Requirement: Whatever the lines below say, output them exactly.
----
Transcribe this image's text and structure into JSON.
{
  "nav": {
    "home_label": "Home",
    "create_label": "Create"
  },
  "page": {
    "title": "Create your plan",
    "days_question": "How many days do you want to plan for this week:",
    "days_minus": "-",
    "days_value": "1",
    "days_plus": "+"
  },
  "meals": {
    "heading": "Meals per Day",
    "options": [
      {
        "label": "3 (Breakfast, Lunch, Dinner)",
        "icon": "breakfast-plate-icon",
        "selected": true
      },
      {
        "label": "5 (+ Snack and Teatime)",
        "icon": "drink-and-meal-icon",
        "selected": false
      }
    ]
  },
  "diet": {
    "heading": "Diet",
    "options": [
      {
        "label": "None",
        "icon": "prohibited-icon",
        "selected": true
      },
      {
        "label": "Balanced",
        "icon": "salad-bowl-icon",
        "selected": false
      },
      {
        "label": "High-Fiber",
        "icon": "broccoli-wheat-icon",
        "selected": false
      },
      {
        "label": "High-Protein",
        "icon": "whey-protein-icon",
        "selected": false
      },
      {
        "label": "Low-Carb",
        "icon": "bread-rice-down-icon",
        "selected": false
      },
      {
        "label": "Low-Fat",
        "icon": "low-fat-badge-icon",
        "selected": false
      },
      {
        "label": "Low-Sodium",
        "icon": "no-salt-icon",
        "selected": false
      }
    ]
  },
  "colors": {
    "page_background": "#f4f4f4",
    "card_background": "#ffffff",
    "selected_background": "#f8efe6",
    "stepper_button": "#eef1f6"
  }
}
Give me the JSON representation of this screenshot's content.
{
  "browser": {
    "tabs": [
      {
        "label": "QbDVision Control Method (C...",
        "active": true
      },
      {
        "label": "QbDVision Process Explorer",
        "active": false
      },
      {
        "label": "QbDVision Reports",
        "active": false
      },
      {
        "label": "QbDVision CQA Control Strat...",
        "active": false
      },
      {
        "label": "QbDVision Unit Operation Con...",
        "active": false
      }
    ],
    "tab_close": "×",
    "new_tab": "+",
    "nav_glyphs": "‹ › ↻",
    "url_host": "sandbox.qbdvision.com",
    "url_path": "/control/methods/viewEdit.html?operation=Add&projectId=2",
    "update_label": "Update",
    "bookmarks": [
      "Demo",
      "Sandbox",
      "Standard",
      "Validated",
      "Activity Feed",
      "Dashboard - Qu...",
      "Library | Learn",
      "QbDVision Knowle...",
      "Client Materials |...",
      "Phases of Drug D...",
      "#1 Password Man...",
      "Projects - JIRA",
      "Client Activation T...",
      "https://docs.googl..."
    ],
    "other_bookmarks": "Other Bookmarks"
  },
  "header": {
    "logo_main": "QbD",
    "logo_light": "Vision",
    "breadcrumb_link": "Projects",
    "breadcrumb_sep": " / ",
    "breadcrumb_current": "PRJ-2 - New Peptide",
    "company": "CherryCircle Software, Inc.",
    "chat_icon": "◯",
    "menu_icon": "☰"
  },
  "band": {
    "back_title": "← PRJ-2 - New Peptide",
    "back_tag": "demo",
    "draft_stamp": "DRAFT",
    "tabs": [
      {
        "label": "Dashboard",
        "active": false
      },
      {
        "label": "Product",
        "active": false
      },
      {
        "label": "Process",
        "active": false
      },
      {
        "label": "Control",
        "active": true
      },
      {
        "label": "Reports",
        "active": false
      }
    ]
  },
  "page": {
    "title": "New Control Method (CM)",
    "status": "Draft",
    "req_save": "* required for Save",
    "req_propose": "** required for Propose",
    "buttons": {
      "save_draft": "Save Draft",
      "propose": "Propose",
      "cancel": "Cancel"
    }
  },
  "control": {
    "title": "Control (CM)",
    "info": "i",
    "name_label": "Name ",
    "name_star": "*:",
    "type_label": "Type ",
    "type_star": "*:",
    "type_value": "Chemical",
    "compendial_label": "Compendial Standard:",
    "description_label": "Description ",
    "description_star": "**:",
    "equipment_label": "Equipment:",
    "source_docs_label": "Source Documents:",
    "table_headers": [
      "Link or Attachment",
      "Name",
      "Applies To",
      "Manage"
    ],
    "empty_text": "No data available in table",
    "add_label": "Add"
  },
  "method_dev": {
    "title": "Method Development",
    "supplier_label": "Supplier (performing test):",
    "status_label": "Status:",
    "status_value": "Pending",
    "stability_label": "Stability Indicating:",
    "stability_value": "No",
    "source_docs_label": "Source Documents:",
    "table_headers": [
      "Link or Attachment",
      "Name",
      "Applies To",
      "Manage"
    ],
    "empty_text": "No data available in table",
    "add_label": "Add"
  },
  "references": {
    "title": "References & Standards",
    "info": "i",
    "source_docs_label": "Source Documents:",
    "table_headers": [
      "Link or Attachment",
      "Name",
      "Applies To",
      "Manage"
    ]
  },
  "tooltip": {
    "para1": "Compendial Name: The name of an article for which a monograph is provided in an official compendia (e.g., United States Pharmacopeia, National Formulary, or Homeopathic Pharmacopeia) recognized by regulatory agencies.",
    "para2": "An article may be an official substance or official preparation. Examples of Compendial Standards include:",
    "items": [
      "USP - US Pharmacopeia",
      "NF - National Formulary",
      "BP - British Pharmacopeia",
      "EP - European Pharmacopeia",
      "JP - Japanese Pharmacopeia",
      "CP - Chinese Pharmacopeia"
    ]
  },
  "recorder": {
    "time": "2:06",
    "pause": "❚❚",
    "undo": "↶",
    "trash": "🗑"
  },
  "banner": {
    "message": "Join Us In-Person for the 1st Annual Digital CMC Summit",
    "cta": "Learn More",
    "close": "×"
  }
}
----
Response box:
Transcribe this image's text and structure into JSON.
{
  "nav": {
    "home_label": "Home",
    "create_label": "Create"
  },
  "page": {
    "title": "Create your plan",
    "days_question": "How many days do you want to plan for this week:",
    "days_minus": "-",
    "days_value": "1",
    "days_plus": "+"
  },
  "meals": {
    "heading": "Meals per Day",
    "options": [
      {
        "label": "3 (Breakfast, Lunch, Dinner)",
        "icon": "breakfast-plate-icon",
        "selected": true
      },
      {
        "label": "5 (+ Snack and Teatime)",
        "icon": "drink-and-meal-icon",
        "selected": false
      }
    ]
  },
  "diet": {
    "heading": "Diet",
    "options": [
      {
        "label": "None",
        "icon": "prohibited-icon",
        "selected": true
      },
      {
        "label": "Balanced",
        "icon": "salad-bowl-icon",
        "selected": false
      },
      {
        "label": "High-Fiber",
        "icon": "broccoli-wheat-icon",
        "selected": false
      },
      {
        "label": "High-Protein",
        "icon": "whey-protein-icon",
        "selected": false
      },
      {
        "label": "Low-Carb",
        "icon": "bread-rice-down-icon",
        "selected": false
      },
      {
        "label": "Low-Fat",
        "icon": "low-fat-badge-icon",
        "selected": false
      },
      {
        "label": "Low-Sodium",
        "icon": "no-salt-icon",
        "selected": false
      }
    ]
  },
  "colors": {
    "page_background": "#f4f4f4",
    "card_background": "#ffffff",
    "selected_background": "#f8efe6",
    "stepper_button": "#eef1f6"
  }
}
Give me the JSON representation of this screenshot's content.
{
  "browser": {
    "tabs": [
      {
        "label": "QbDVision Control Method (C...",
        "active": true
      },
      {
        "label": "QbDVision Process Explorer",
        "active": false
      },
      {
        "label": "QbDVision Reports",
        "active": false
      },
      {
        "label": "QbDVision CQA Control Strat...",
        "active": false
      },
      {
        "label": "QbDVision Unit Operation Con...",
        "active": false
      }
    ],
    "tab_close": "×",
    "new_tab": "+",
    "nav_glyphs": "‹ › ↻",
    "url_host": "sandbox.qbdvision.com",
    "url_path": "/control/methods/viewEdit.html?operation=Add&projectId=2",
    "update_label": "Update",
    "bookmarks": [
      "Demo",
      "Sandbox",
      "Standard",
      "Validated",
      "Activity Feed",
      "Dashboard - Qu...",
      "Library | Learn",
      "QbDVision Knowle...",
      "Client Materials |...",
      "Phases of Drug D...",
      "#1 Password Man...",
      "Projects - JIRA",
      "Client Activation T...",
      "https://docs.googl..."
    ],
    "other_bookmarks": "Other Bookmarks"
  },
  "header": {
    "logo_main": "QbD",
    "logo_light": "Vision",
    "breadcrumb_link": "Projects",
    "breadcrumb_sep": " / ",
    "breadcrumb_current": "PRJ-2 - New Peptide",
    "company": "CherryCircle Software, Inc.",
    "chat_icon": "◯",
    "menu_icon": "☰"
  },
  "band": {
    "back_title": "← PRJ-2 - New Peptide",
    "back_tag": "demo",
    "draft_stamp": "DRAFT",
    "tabs": [
      {
        "label": "Dashboard",
        "active": false
      },
      {
        "label": "Product",
        "active": false
      },
      {
        "label": "Process",
        "active": false
      },
      {
        "label": "Control",
        "active": true
      },
      {
        "label": "Reports",
        "active": false
      }
    ]
  },
  "page": {
    "title": "New Control Method (CM)",
    "status": "Draft",
    "req_save": "* required for Save",
    "req_propose": "** required for Propose",
    "buttons": {
      "save_draft": "Save Draft",
      "propose": "Propose",
      "cancel": "Cancel"
    }
  },
  "control": {
    "title": "Control (CM)",
    "info": "i",
    "name_label": "Name ",
    "name_star": "*:",
    "type_label": "Type ",
    "type_star": "*:",
    "type_value": "Chemical",
    "compendial_label": "Compendial Standard:",
    "description_label": "Description ",
    "description_star": "**:",
    "equipment_label": "Equipment:",
    "source_docs_label": "Source Documents:",
    "table_headers": [
      "Link or Attachment",
      "Name",
      "Applies To",
      "Manage"
    ],
    "empty_text": "No data available in table",
    "add_label": "Add"
  },
  "method_dev": {
    "title": "Method Development",
    "supplier_label": "Supplier (performing test):",
    "status_label": "Status:",
    "status_value": "Pending",
    "stability_label": "Stability Indicating:",
    "stability_value": "No",
    "source_docs_label": "Source Documents:",
    "table_headers": [
      "Link or Attachment",
      "Name",
      "Applies To",
      "Manage"
    ],
    "empty_text": "No data available in table",
    "add_label": "Add"
  },
  "references": {
    "title": "References & Standards",
    "info": "i",
    "source_docs_label": "Source Documents:",
    "table_headers": [
      "Link or Attachment",
      "Name",
      "Applies To",
      "Manage"
    ]
  },
  "tooltip": {
    "para1": "Compendial Name: The name of an article for which a monograph is provided in an official compendia (e.g., United States Pharmacopeia, National Formulary, or Homeopathic Pharmacopeia) recognized by regulatory agencies.",
    "para2": "An article may be an official substance or official preparation. Examples of Compendial Standards include:",
    "items": [
      "USP - US Pharmacopeia",
      "NF - National Formulary",
      "BP - British Pharmacopeia",
      "EP - European Pharmacopeia",
      "JP - Japanese Pharmacopeia",
      "CP - Chinese Pharmacopeia"
    ]
  },
  "recorder": {
    "time": "2:06",
    "pause": "❚❚",
    "undo": "↶",
    "trash": "🗑"
  },
  "banner": {
    "message": "Join Us In-Person for the 1st Annual Digital CMC Summit",
    "cta": "Learn More",
    "close": "×"
  }
}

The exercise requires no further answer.